From the listing below, pull out the lines that hold "Soita".

* _Data listing_:
╭──

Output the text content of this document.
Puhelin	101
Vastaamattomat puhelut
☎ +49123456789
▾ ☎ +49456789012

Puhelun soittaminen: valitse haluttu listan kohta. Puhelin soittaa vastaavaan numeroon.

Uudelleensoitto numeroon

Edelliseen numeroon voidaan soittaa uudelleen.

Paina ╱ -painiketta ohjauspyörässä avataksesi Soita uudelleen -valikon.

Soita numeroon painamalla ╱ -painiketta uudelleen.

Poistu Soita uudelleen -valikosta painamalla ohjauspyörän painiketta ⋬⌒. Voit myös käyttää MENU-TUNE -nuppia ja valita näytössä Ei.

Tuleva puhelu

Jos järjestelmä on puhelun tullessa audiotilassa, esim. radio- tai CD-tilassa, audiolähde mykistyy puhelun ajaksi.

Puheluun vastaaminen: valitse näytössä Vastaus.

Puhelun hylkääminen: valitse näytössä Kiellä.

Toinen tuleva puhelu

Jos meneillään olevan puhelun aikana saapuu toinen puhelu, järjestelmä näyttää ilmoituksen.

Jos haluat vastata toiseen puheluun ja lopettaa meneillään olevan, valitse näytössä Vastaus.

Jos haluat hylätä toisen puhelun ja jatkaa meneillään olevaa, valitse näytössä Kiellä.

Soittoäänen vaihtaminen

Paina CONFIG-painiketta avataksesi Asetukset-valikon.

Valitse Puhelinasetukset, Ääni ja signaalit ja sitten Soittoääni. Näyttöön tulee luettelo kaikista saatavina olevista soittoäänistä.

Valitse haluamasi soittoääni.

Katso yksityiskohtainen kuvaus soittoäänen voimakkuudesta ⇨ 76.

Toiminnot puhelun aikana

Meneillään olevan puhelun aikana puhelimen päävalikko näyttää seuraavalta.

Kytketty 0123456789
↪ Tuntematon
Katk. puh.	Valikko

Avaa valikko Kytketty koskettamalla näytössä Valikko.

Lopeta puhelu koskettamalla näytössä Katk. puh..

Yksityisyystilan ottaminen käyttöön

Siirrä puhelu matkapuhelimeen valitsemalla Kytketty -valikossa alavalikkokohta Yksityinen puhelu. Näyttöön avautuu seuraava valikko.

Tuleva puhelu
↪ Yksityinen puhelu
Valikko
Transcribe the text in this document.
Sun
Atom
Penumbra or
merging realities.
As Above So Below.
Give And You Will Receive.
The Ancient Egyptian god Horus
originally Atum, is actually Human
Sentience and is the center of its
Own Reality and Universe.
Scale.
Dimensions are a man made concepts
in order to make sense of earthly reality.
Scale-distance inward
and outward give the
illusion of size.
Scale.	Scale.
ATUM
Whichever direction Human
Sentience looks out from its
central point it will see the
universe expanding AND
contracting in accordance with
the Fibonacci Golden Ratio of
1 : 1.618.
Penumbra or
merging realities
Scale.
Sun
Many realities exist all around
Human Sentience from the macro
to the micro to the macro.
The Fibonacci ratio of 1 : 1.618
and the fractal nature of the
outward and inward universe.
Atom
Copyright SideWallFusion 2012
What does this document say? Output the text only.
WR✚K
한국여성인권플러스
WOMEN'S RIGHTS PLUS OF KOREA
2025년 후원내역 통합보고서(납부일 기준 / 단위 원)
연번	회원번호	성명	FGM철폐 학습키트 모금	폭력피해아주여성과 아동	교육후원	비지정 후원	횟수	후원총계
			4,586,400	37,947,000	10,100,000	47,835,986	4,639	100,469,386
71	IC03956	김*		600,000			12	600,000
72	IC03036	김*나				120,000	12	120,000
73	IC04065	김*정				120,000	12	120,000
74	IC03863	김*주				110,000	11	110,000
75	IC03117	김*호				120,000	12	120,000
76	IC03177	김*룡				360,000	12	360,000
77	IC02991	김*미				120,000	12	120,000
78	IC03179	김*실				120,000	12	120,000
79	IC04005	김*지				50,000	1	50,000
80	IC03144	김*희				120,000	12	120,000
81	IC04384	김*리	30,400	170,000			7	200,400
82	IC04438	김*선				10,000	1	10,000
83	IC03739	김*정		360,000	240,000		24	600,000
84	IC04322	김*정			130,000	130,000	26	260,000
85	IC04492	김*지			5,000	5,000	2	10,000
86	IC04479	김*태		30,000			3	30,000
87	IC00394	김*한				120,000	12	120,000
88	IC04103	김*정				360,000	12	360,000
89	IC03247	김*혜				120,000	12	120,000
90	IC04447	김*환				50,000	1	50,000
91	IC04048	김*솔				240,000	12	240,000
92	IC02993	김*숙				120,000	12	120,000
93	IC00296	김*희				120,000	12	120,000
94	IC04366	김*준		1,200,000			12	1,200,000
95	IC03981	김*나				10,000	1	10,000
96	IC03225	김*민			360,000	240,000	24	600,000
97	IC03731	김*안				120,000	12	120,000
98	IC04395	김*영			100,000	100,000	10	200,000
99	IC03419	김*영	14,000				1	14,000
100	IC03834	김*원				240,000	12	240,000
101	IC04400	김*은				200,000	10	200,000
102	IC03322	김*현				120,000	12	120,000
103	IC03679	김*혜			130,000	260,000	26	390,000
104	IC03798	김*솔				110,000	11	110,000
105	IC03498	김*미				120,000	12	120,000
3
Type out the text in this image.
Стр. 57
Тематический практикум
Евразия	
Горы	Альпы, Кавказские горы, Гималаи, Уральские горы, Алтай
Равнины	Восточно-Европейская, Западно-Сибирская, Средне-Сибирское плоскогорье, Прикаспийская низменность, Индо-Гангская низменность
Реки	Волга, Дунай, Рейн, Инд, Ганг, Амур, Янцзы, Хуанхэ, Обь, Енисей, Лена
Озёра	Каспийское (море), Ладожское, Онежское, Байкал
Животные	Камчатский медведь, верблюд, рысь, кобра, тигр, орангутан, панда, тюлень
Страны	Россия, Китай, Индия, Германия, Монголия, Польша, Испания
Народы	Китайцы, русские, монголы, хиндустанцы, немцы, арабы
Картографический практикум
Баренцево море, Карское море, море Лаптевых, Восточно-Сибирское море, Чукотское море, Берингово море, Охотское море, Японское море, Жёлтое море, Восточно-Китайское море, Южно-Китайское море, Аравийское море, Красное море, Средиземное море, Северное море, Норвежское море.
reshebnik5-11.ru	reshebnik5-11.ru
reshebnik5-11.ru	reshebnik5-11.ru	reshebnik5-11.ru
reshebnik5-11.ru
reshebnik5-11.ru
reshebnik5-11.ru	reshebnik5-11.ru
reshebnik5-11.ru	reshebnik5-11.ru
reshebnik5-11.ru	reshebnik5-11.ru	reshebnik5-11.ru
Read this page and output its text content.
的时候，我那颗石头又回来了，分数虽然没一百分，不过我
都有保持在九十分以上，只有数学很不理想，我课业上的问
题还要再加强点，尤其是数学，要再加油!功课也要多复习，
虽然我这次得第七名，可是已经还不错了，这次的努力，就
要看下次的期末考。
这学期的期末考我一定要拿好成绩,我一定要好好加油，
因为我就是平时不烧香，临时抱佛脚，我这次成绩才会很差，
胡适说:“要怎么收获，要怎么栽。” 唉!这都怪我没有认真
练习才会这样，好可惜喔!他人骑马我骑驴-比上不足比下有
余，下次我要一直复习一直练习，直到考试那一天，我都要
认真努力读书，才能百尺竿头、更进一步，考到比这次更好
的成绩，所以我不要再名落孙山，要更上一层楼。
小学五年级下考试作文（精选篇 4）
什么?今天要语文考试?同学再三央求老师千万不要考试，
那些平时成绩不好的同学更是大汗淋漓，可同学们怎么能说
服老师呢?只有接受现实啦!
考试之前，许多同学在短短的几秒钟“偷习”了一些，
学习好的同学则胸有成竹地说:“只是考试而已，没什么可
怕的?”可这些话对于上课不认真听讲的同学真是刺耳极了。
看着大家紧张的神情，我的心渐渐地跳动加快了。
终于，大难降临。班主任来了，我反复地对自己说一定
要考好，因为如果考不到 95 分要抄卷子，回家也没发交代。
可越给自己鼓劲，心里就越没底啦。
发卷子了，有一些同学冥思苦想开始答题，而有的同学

╰──

* _Written solution_:
Paina ╱ -painiketta ohjauspyörässä avataksesi Soita uudelleen -valikon.
Soita numeroon painamalla ╱ -painiketta uudelleen.
Poistu Soita uudelleen -valikosta painamalla ohjauspyörän painiketta ⋬⌒. Voit myös käyttää MENU-TUNE -nuppia ja valita näytössä Ei.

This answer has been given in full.